Records excerpted from a collection
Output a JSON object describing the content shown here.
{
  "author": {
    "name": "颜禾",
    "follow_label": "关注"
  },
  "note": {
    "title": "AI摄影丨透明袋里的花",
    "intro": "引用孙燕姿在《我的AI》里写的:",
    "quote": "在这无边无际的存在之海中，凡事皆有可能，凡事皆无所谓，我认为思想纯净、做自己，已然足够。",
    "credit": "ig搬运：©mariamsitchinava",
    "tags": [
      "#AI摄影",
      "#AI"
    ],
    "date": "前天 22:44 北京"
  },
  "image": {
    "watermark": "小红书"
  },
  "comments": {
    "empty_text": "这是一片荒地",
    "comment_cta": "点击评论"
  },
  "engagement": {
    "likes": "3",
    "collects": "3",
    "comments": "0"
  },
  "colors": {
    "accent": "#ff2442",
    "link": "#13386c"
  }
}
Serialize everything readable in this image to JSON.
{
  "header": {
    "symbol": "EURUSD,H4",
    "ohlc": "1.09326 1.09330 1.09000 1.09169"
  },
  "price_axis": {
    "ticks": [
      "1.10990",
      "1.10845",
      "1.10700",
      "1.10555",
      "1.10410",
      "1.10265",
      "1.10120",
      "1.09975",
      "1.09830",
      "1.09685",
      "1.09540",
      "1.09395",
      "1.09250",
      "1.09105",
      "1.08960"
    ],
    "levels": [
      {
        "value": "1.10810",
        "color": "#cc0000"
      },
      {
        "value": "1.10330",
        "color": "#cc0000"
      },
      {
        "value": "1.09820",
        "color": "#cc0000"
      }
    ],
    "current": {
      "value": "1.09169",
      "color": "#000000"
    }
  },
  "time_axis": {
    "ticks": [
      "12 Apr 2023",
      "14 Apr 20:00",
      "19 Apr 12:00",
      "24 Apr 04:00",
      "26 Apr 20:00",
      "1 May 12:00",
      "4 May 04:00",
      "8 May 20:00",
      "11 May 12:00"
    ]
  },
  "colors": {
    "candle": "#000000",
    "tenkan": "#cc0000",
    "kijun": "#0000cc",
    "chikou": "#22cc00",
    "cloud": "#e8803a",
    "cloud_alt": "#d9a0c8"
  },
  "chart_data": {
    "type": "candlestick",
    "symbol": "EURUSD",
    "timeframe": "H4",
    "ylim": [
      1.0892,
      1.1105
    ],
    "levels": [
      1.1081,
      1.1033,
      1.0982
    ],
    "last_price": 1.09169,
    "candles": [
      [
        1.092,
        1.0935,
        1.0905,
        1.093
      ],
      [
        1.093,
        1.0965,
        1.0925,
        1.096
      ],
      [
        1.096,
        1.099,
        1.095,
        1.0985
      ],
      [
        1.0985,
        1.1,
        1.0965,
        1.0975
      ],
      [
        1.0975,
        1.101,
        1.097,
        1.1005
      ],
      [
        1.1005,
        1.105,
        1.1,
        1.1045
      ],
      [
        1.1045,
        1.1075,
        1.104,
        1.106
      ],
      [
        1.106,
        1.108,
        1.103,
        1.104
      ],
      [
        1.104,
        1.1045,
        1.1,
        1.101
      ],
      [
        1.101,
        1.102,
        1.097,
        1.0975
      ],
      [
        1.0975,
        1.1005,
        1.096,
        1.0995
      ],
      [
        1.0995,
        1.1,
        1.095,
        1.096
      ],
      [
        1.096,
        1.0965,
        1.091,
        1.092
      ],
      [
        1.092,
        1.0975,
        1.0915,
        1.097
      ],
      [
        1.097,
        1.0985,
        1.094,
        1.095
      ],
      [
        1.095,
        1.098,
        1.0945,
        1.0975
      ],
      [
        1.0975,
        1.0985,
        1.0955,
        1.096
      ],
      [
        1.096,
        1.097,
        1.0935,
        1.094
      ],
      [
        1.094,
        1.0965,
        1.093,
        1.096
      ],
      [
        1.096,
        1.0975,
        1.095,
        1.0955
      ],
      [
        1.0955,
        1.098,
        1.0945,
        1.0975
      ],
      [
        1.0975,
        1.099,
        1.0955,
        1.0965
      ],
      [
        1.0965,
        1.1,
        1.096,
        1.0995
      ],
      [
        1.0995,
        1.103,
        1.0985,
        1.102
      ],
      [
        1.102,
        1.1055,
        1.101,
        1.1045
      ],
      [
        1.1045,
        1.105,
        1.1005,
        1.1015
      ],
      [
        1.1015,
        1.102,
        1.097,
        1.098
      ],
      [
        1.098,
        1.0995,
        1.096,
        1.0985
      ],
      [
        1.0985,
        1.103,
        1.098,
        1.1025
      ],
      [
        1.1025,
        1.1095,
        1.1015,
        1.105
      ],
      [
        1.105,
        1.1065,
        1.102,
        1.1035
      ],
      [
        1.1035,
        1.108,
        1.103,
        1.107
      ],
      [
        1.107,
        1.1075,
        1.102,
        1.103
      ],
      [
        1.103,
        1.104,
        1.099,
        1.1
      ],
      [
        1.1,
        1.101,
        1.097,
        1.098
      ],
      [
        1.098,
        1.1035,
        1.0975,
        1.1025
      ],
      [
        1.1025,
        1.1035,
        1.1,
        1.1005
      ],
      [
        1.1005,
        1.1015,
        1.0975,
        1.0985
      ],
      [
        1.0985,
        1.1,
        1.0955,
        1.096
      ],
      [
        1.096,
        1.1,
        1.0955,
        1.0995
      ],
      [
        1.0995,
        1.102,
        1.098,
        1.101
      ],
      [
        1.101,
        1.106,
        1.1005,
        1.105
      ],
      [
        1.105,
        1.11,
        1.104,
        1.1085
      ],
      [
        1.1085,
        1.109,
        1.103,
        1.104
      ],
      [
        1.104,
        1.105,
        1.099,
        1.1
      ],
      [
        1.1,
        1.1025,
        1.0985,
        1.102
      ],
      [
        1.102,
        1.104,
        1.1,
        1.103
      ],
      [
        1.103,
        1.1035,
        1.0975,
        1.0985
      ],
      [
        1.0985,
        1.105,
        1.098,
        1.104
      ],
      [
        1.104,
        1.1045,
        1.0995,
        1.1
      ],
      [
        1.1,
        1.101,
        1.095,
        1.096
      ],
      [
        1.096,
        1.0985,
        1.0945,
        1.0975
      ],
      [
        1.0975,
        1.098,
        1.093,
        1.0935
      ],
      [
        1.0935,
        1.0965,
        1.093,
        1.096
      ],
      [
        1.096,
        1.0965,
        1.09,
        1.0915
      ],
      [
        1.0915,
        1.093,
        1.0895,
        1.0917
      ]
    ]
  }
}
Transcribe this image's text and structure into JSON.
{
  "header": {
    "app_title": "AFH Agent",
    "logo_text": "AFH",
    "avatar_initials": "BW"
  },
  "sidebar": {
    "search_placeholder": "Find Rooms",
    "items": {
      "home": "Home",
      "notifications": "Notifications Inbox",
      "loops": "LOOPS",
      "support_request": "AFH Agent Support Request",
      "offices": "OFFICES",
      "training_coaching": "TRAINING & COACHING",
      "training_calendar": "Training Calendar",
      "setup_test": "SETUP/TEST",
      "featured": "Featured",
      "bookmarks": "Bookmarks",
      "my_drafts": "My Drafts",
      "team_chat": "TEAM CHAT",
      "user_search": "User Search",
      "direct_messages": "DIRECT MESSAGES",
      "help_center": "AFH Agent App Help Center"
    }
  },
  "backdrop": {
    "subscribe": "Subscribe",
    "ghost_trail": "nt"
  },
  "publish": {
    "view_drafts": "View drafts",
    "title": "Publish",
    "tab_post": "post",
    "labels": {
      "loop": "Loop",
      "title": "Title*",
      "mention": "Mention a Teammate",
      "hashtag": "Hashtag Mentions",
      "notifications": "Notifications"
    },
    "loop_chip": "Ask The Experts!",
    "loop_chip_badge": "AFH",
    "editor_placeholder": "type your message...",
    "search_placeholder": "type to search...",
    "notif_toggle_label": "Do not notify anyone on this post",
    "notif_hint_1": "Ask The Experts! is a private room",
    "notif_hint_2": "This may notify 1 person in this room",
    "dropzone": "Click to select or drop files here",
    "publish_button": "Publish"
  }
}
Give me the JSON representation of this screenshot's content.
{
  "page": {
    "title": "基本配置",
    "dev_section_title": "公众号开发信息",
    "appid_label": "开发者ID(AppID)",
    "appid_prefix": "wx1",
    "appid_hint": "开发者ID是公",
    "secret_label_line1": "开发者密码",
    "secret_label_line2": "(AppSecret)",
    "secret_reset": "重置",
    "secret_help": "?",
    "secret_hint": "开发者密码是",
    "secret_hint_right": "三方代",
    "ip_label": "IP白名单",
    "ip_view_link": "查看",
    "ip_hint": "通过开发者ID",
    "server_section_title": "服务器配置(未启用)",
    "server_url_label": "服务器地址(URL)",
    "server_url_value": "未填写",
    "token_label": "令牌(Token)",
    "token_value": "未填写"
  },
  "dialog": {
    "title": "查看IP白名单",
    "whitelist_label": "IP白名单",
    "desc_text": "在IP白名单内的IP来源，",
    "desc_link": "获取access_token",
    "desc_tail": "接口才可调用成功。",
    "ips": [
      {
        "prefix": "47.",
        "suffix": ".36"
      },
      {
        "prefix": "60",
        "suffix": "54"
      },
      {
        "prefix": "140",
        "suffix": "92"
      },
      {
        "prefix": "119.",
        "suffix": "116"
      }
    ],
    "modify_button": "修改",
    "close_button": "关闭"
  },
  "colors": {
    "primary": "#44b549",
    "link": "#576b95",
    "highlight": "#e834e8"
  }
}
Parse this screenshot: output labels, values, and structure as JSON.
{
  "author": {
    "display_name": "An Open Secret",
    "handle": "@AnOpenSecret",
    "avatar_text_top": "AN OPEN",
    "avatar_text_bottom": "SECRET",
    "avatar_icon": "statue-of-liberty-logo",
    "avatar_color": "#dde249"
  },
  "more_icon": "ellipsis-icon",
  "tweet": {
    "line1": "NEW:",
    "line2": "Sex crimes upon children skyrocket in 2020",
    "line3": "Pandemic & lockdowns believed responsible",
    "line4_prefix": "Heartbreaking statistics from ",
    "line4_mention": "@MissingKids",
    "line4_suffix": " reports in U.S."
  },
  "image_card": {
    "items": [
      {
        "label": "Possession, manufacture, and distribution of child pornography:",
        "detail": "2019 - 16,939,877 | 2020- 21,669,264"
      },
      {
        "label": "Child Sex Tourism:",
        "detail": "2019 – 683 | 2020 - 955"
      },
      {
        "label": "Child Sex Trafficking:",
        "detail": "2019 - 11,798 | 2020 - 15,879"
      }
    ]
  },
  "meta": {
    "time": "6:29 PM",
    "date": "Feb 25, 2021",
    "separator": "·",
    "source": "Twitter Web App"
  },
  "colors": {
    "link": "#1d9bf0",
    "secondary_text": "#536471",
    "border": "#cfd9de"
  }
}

• [Your objective]:
From the line containing "Parse this screenshot: output" through the closing line of the material above, return every line exactly and omit all others.

• [Full response]:
Parse this screenshot: output labels, values, and structure as JSON.
{
  "author": {
    "display_name": "An Open Secret",
    "handle": "@AnOpenSecret",
    "avatar_text_top": "AN OPEN",
    "avatar_text_bottom": "SECRET",
    "avatar_icon": "statue-of-liberty-logo",
    "avatar_color": "#dde249"
  },
  "more_icon": "ellipsis-icon",
  "tweet": {
    "line1": "NEW:",
    "line2": "Sex crimes upon children skyrocket in 2020",
    "line3": "Pandemic & lockdowns believed responsible",
    "line4_prefix": "Heartbreaking statistics from ",
    "line4_mention": "@MissingKids",
    "line4_suffix": " reports in U.S."
  },
  "image_card": {
    "items": [
      {
        "label": "Possession, manufacture, and distribution of child pornography:",
        "detail": "2019 - 16,939,877 | 2020- 21,669,264"
      },
      {
        "label": "Child Sex Tourism:",
        "detail": "2019 – 683 | 2020 - 955"
      },
      {
        "label": "Child Sex Trafficking:",
        "detail": "2019 - 11,798 | 2020 - 15,879"
      }
    ]
  },
  "meta": {
    "time": "6:29 PM",
    "date": "Feb 25, 2021",
    "separator": "·",
    "source": "Twitter Web App"
  },
  "colors": {
    "link": "#1d9bf0",
    "secondary_text": "#536471",
    "border": "#cfd9de"
  }
}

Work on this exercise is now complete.